(Records)
--

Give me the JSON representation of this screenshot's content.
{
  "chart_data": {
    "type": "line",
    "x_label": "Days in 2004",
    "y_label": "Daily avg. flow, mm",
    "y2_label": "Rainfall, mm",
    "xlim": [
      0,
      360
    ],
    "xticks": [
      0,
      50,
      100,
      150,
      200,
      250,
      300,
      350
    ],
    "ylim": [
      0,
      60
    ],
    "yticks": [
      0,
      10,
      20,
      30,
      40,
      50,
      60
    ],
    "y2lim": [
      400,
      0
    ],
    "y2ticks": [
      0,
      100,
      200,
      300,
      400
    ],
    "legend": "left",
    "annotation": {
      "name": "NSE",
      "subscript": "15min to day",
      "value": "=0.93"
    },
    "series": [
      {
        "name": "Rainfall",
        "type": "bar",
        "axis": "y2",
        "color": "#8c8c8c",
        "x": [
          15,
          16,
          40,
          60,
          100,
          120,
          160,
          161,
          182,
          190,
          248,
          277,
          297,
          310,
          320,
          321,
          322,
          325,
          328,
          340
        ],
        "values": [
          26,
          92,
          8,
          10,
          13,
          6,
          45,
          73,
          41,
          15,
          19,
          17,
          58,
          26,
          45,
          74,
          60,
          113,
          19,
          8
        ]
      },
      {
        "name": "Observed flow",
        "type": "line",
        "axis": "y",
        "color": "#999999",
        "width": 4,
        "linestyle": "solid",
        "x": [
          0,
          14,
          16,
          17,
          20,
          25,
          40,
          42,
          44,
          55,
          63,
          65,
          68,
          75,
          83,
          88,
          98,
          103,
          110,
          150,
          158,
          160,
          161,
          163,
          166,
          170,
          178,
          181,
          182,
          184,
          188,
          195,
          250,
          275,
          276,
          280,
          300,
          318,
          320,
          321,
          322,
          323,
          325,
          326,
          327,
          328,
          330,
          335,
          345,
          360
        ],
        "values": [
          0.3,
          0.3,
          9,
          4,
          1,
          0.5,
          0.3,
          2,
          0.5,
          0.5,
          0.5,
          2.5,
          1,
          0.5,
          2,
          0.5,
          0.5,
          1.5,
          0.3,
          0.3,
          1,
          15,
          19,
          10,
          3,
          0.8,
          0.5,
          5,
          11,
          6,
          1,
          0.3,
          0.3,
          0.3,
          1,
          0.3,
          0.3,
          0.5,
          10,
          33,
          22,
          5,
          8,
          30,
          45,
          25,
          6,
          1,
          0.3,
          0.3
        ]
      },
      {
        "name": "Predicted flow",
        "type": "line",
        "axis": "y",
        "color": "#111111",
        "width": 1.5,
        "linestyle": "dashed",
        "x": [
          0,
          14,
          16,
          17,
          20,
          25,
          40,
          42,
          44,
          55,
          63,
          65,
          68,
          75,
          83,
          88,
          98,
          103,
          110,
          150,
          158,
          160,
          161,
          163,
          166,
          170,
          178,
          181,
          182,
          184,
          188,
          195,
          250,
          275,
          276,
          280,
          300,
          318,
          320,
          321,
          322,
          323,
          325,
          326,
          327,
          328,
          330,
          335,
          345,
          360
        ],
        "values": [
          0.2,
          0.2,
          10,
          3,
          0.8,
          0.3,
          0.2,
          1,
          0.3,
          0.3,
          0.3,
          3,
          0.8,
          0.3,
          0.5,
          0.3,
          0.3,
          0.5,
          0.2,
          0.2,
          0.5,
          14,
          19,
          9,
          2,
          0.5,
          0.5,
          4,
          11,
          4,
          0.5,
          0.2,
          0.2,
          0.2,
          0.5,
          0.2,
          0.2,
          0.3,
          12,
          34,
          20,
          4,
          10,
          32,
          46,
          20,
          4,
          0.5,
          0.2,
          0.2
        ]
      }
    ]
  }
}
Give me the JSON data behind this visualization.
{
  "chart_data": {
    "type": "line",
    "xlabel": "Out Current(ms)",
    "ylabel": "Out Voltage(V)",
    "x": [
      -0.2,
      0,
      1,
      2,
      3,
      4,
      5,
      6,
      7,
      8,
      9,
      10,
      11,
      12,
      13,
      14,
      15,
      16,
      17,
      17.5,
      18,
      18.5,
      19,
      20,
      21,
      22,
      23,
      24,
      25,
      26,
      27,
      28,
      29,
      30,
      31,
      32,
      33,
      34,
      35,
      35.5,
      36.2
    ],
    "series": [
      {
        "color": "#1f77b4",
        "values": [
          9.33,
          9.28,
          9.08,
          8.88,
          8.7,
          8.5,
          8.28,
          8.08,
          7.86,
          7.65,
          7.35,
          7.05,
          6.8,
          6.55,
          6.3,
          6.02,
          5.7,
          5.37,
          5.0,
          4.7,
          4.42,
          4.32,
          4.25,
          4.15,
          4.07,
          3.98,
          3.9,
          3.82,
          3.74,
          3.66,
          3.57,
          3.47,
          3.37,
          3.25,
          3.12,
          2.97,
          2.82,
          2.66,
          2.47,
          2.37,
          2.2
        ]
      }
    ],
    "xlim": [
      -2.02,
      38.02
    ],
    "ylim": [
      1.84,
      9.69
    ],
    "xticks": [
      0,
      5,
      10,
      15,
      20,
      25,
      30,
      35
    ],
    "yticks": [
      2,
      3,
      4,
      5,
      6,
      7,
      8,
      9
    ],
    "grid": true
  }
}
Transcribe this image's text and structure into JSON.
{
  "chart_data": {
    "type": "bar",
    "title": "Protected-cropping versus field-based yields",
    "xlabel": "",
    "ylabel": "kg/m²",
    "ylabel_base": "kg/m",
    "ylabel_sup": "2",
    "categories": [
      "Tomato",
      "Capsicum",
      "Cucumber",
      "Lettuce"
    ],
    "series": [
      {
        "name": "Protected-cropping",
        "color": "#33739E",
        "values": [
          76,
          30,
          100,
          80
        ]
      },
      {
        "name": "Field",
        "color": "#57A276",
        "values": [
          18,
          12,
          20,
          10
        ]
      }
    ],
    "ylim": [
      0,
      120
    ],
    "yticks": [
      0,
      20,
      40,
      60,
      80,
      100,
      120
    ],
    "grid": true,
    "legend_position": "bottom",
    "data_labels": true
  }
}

--

Transcribe all of the entries without altering anything.

[Right answer]
Give me the JSON representation of this screenshot's content.
{
  "chart_data": {
    "type": "line",
    "x_label": "Days in 2004",
    "y_label": "Daily avg. flow, mm",
    "y2_label": "Rainfall, mm",
    "xlim": [
      0,
      360
    ],
    "xticks": [
      0,
      50,
      100,
      150,
      200,
      250,
      300,
      350
    ],
    "ylim": [
      0,
      60
    ],
    "yticks": [
      0,
      10,
      20,
      30,
      40,
      50,
      60
    ],
    "y2lim": [
      400,
      0
    ],
    "y2ticks": [
      0,
      100,
      200,
      300,
      400
    ],
    "legend": "left",
    "annotation": {
      "name": "NSE",
      "subscript": "15min to day",
      "value": "=0.93"
    },
    "series": [
      {
        "name": "Rainfall",
        "type": "bar",
        "axis": "y2",
        "color": "#8c8c8c",
        "x": [
          15,
          16,
          40,
          60,
          100,
          120,
          160,
          161,
          182,
          190,
          248,
          277,
          297,
          310,
          320,
          321,
          322,
          325,
          328,
          340
        ],
        "values": [
          26,
          92,
          8,
          10,
          13,
          6,
          45,
          73,
          41,
          15,
          19,
          17,
          58,
          26,
          45,
          74,
          60,
          113,
          19,
          8
        ]
      },
      {
        "name": "Observed flow",
        "type": "line",
        "axis": "y",
        "color": "#999999",
        "width": 4,
        "linestyle": "solid",
        "x": [
          0,
          14,
          16,
          17,
          20,
          25,
          40,
          42,
          44,
          55,
          63,
          65,
          68,
          75,
          83,
          88,
          98,
          103,
          110,
          150,
          158,
          160,
          161,
          163,
          166,
          170,
          178,
          181,
          182,
          184,
          188,
          195,
          250,
          275,
          276,
          280,
          300,
          318,
          320,
          321,
          322,
          323,
          325,
          326,
          327,
          328,
          330,
          335,
          345,
          360
        ],
        "values": [
          0.3,
          0.3,
          9,
          4,
          1,
          0.5,
          0.3,
          2,
          0.5,
          0.5,
          0.5,
          2.5,
          1,
          0.5,
          2,
          0.5,
          0.5,
          1.5,
          0.3,
          0.3,
          1,
          15,
          19,
          10,
          3,
          0.8,
          0.5,
          5,
          11,
          6,
          1,
          0.3,
          0.3,
          0.3,
          1,
          0.3,
          0.3,
          0.5,
          10,
          33,
          22,
          5,
          8,
          30,
          45,
          25,
          6,
          1,
          0.3,
          0.3
        ]
      },
      {
        "name": "Predicted flow",
        "type": "line",
        "axis": "y",
        "color": "#111111",
        "width": 1.5,
        "linestyle": "dashed",
        "x": [
          0,
          14,
          16,
          17,
          20,
          25,
          40,
          42,
          44,
          55,
          63,
          65,
          68,
          75,
          83,
          88,
          98,
          103,
          110,
          150,
          158,
          160,
          161,
          163,
          166,
          170,
          178,
          181,
          182,
          184,
          188,
          195,
          250,
          275,
          276,
          280,
          300,
          318,
          320,
          321,
          322,
          323,
          325,
          326,
          327,
          328,
          330,
          335,
          345,
          360
        ],
        "values": [
          0.2,
          0.2,
          10,
          3,
          0.8,
          0.3,
          0.2,
          1,
          0.3,
          0.3,
          0.3,
          3,
          0.8,
          0.3,
          0.5,
          0.3,
          0.3,
          0.5,
          0.2,
          0.2,
          0.5,
          14,
          19,
          9,
          2,
          0.5,
          0.5,
          4,
          11,
          4,
          0.5,
          0.2,
          0.2,
          0.2,
          0.5,
          0.2,
          0.2,
          0.3,
          12,
          34,
          20,
          4,
          10,
          32,
          46,
          20,
          4,
          0.5,
          0.2,
          0.2
        ]
      }
    ]
  }
}
Give me the JSON data behind this visualization.
{
  "chart_data": {
    "type": "line",
    "xlabel": "Out Current(ms)",
    "ylabel": "Out Voltage(V)",
    "x": [
      -0.2,
      0,
      1,
      2,
      3,
      4,
      5,
      6,
      7,
      8,
      9,
      10,
      11,
      12,
      13,
      14,
      15,
      16,
      17,
      17.5,
      18,
      18.5,
      19,
      20,
      21,
      22,
      23,
      24,
      25,
      26,
      27,
      28,
      29,
      30,
      31,
      32,
      33,
      34,
      35,
      35.5,
      36.2
    ],
    "series": [
      {
        "color": "#1f77b4",
        "values": [
          9.33,
          9.28,
          9.08,
          8.88,
          8.7,
          8.5,
          8.28,
          8.08,
          7.86,
          7.65,
          7.35,
          7.05,
          6.8,
          6.55,
          6.3,
          6.02,
          5.7,
          5.37,
          5.0,
          4.7,
          4.42,
          4.32,
          4.25,
          4.15,
          4.07,
          3.98,
          3.9,
          3.82,
          3.74,
          3.66,
          3.57,
          3.47,
          3.37,
          3.25,
          3.12,
          2.97,
          2.82,
          2.66,
          2.47,
          2.37,
          2.2
        ]
      }
    ],
    "xlim": [
      -2.02,
      38.02
    ],
    "ylim": [
      1.84,
      9.69
    ],
    "xticks": [
      0,
      5,
      10,
      15,
      20,
      25,
      30,
      35
    ],
    "yticks": [
      2,
      3,
      4,
      5,
      6,
      7,
      8,
      9
    ],
    "grid": true
  }
}
Transcribe this image's text and structure into JSON.
{
  "chart_data": {
    "type": "bar",
    "title": "Protected-cropping versus field-based yields",
    "xlabel": "",
    "ylabel": "kg/m²",
    "ylabel_base": "kg/m",
    "ylabel_sup": "2",
    "categories": [
      "Tomato",
      "Capsicum",
      "Cucumber",
      "Lettuce"
    ],
    "series": [
      {
        "name": "Protected-cropping",
        "color": "#33739E",
        "values": [
          76,
          30,
          100,
          80
        ]
      },
      {
        "name": "Field",
        "color": "#57A276",
        "values": [
          18,
          12,
          20,
          10
        ]
      }
    ],
    "ylim": [
      0,
      120
    ],
    "yticks": [
      0,
      20,
      40,
      60,
      80,
      100,
      120
    ],
    "grid": true,
    "legend_position": "bottom",
    "data_labels": true
  }
}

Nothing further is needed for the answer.